> _Task directions_: In the following material, identify every line holding the string "annuelles" and return it.

> _Data section_:
start
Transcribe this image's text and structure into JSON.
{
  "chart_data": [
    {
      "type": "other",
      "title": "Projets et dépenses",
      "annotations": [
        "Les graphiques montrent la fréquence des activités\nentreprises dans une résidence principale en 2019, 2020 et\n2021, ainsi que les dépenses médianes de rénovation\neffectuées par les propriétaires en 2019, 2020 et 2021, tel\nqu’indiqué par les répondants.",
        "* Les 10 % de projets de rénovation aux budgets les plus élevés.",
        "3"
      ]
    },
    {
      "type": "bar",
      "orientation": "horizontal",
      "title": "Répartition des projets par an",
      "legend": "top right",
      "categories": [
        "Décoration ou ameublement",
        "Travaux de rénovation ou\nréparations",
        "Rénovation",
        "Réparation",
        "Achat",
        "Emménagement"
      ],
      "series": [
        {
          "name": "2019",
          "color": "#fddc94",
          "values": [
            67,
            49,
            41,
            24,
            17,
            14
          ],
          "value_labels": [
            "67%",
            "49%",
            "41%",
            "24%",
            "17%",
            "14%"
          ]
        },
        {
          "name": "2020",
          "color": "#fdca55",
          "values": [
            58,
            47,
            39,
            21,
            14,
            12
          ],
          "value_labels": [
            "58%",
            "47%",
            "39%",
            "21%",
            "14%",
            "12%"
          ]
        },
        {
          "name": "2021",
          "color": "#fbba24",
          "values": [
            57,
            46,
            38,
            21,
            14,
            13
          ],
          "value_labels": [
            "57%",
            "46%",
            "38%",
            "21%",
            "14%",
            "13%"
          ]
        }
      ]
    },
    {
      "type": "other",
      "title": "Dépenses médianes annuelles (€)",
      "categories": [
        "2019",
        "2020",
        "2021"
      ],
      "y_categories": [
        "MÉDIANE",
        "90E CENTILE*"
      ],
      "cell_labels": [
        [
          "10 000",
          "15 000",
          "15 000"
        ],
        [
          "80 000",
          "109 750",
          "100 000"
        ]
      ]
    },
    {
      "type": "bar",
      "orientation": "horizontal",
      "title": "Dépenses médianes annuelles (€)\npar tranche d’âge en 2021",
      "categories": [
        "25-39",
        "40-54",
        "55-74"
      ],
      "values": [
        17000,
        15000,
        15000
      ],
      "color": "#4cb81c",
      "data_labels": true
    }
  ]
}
end
> _Full response_:
      "title": "Dépenses médianes annuelles (€)",
      "title": "Dépenses médianes annuelles (€)\npar tranche d’âge en 2021",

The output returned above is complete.